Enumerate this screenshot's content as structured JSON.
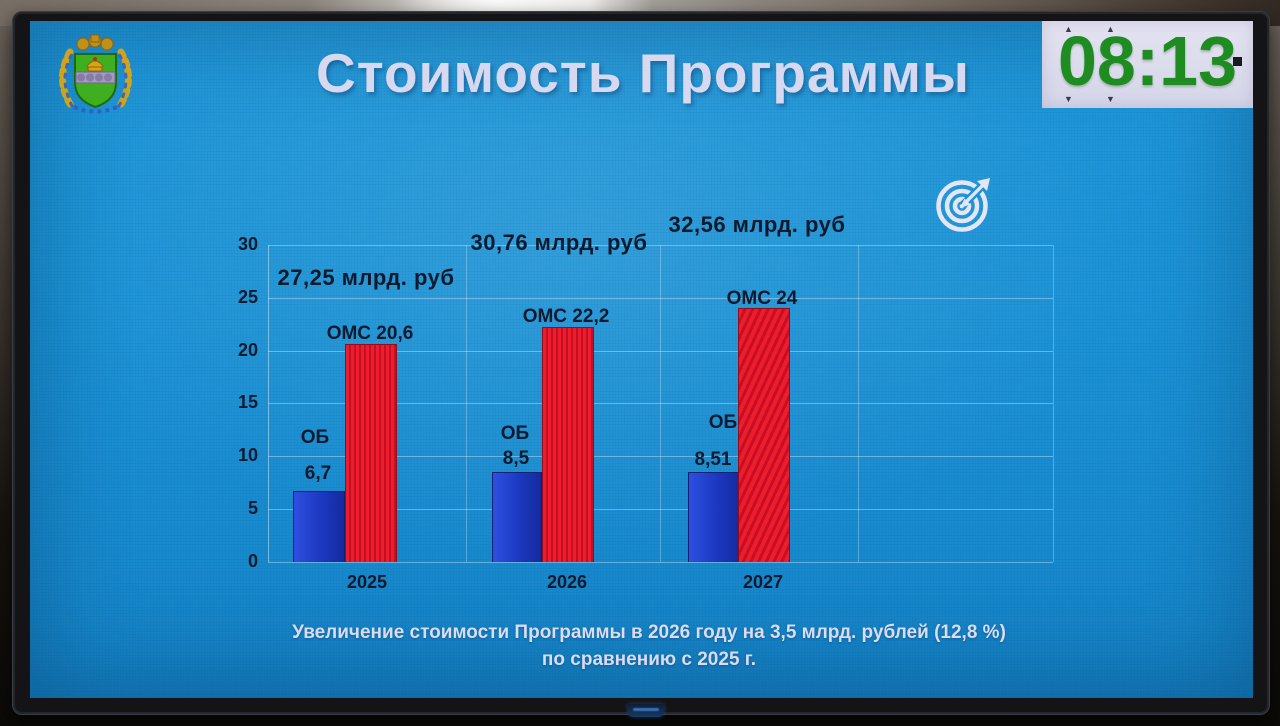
{
  "slide": {
    "title": "Стоимость Программы"
  },
  "clock": {
    "time": "08:13",
    "up_arrow": "▲",
    "down_arrow": "▼"
  },
  "chart_data": {
    "type": "bar",
    "title": "Стоимость Программы",
    "categories": [
      "2025",
      "2026",
      "2027"
    ],
    "series": [
      {
        "name": "ОБ",
        "color": "#1e3ac4",
        "values": [
          6.7,
          8.5,
          8.51
        ]
      },
      {
        "name": "ОМС",
        "color": "#e6192b",
        "values": [
          20.6,
          22.2,
          24
        ]
      }
    ],
    "group_totals": [
      {
        "label": "27,25 млрд. руб"
      },
      {
        "label": "30,76 млрд. руб"
      },
      {
        "label": "32,56 млрд. руб"
      }
    ],
    "bar_labels": {
      "oms": [
        "ОМС 20,6",
        "ОМС 22,2",
        "ОМС 24"
      ],
      "ob_name": "ОБ",
      "ob_values": [
        "6,7",
        "8,5",
        "8,51"
      ]
    },
    "xlabel": "",
    "ylabel": "",
    "ylim": [
      0,
      30
    ],
    "yticks": [
      0,
      5,
      10,
      15,
      20,
      25,
      30
    ],
    "grid": true,
    "legend_position": "none"
  },
  "caption": {
    "line1": "Увеличение стоимости Программы в 2026 году на 3,5 млрд. рублей (12,8 %)",
    "line2": "по сравнению с 2025 г."
  },
  "colors": {
    "screen_blue": "#1b92d6",
    "bar_blue": "#1e3ac4",
    "bar_red": "#e6192b",
    "clock_green": "#1f8c22",
    "light_text": "#d9dbf0",
    "dark_text": "#0c1a2e"
  }
}
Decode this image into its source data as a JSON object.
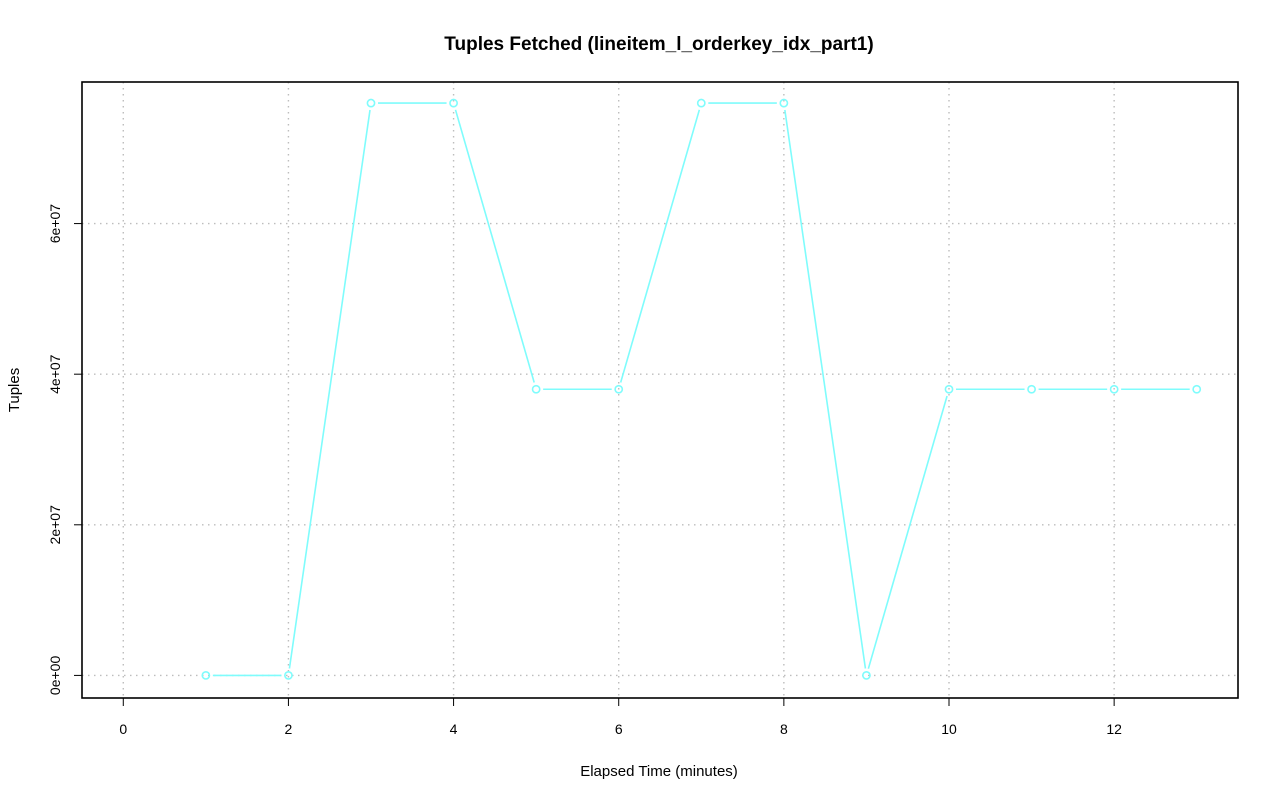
{
  "chart_data": {
    "type": "line",
    "title": "Tuples Fetched (lineitem_l_orderkey_idx_part1)",
    "xlabel": "Elapsed Time (minutes)",
    "ylabel": "Tuples",
    "xlim": [
      -0.5,
      13.5
    ],
    "ylim": [
      -3000000,
      78800000
    ],
    "x_ticks": [
      0,
      2,
      4,
      6,
      8,
      10,
      12
    ],
    "x_tick_labels": [
      "0",
      "2",
      "4",
      "6",
      "8",
      "10",
      "12"
    ],
    "y_ticks": [
      0,
      20000000,
      40000000,
      60000000
    ],
    "y_tick_labels": [
      "0e+00",
      "2e+07",
      "4e+07",
      "6e+07"
    ],
    "grid": true,
    "series": [
      {
        "color": "#7ffcfc",
        "marker": "circle",
        "x": [
          1,
          2,
          3,
          4,
          5,
          6,
          7,
          8,
          9,
          10,
          11,
          12,
          13
        ],
        "y": [
          0,
          0,
          76000000,
          76000000,
          38000000,
          38000000,
          76000000,
          76000000,
          0,
          38000000,
          38000000,
          38000000,
          38000000
        ]
      }
    ]
  }
}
····················
- INSTRUCTIONS FOR THE TASK
Reproduce the listing above exactly, excluding all pictures.

- ANSWER TO THE PROBLEM
Enumerate this screenshot's content as structured JSON.
{
  "slide": {
    "title": "Стоимость Программы"
  },
  "clock": {
    "time": "08:13",
    "up_arrow": "▲",
    "down_arrow": "▼"
  },
  "chart_data": {
    "type": "bar",
    "title": "Стоимость Программы",
    "categories": [
      "2025",
      "2026",
      "2027"
    ],
    "series": [
      {
        "name": "ОБ",
        "color": "#1e3ac4",
        "values": [
          6.7,
          8.5,
          8.51
        ]
      },
      {
        "name": "ОМС",
        "color": "#e6192b",
        "values": [
          20.6,
          22.2,
          24
        ]
      }
    ],
    "group_totals": [
      {
        "label": "27,25 млрд. руб"
      },
      {
        "label": "30,76 млрд. руб"
      },
      {
        "label": "32,56 млрд. руб"
      }
    ],
    "bar_labels": {
      "oms": [
        "ОМС 20,6",
        "ОМС 22,2",
        "ОМС 24"
      ],
      "ob_name": "ОБ",
      "ob_values": [
        "6,7",
        "8,5",
        "8,51"
      ]
    },
    "xlabel": "",
    "ylabel": "",
    "ylim": [
      0,
      30
    ],
    "yticks": [
      0,
      5,
      10,
      15,
      20,
      25,
      30
    ],
    "grid": true,
    "legend_position": "none"
  },
  "caption": {
    "line1": "Увеличение стоимости Программы в 2026 году на 3,5 млрд. рублей (12,8 %)",
    "line2": "по сравнению с 2025 г."
  },
  "colors": {
    "screen_blue": "#1b92d6",
    "bar_blue": "#1e3ac4",
    "bar_red": "#e6192b",
    "clock_green": "#1f8c22",
    "light_text": "#d9dbf0",
    "dark_text": "#0c1a2e"
  }
}
Decode this image into its source data as a JSON object.
{
  "chart_data": {
    "type": "line",
    "title": "Tuples Fetched (lineitem_l_orderkey_idx_part1)",
    "xlabel": "Elapsed Time (minutes)",
    "ylabel": "Tuples",
    "xlim": [
      -0.5,
      13.5
    ],
    "ylim": [
      -3000000,
      78800000
    ],
    "x_ticks": [
      0,
      2,
      4,
      6,
      8,
      10,
      12
    ],
    "x_tick_labels": [
      "0",
      "2",
      "4",
      "6",
      "8",
      "10",
      "12"
    ],
    "y_ticks": [
      0,
      20000000,
      40000000,
      60000000
    ],
    "y_tick_labels": [
      "0e+00",
      "2e+07",
      "4e+07",
      "6e+07"
    ],
    "grid": true,
    "series": [
      {
        "color": "#7ffcfc",
        "marker": "circle",
        "x": [
          1,
          2,
          3,
          4,
          5,
          6,
          7,
          8,
          9,
          10,
          11,
          12,
          13
        ],
        "y": [
          0,
          0,
          76000000,
          76000000,
          38000000,
          38000000,
          76000000,
          76000000,
          0,
          38000000,
          38000000,
          38000000,
          38000000
        ]
      }
    ]
  }
}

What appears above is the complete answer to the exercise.